__Problem__. In the mailing-list reply below about altering a list bound for Postgres, restate the paragraph beginning "What you do with the list after you alter it" as a short bulleted list that keeps its main points.

Best way to inplace alter a list going into postgres
Steven D'Aprano
steve+comp.lang.python at pearwood.info
Tue May 31 01:58:25 EDT 2016
On Tuesday 31 May 2016 14:27, Sayth Renshaw wrote:
>
> Hi
>
> What is the best way to inplace alter a list going into a postgres database
Is it relevant where it is going?
What you do with the list after you alter it is irrelevant -- perhaps you will
insert it into an Oracle database, or a place it in a dict, or print it. The
only reason it might be relevant is if Postgres can do the work for you, so you
don't need to split it in Python. And that's probably a question for a Postgres
group, not a Python group.
> using split but being sure that the order of items remains correct.
To modify a list *in place* is tricky. You can use slicing, which is easy, but
because the size of the list changes you need to work backwards from the end.

__Given data__.
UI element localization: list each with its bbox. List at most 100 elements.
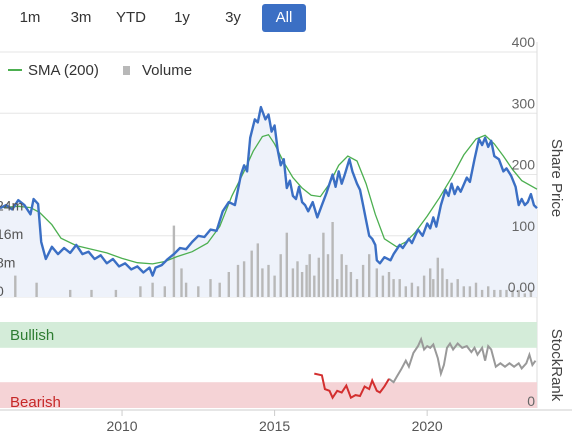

__Task output__.
- What happens to the list after it is altered does not matter; it could go into an Oracle database, a dict, or be printed.
- The destination matters only if Postgres can do the work itself, which would make splitting in Python unnecessary.
- That question probably belongs in a Postgres group rather than a Python group.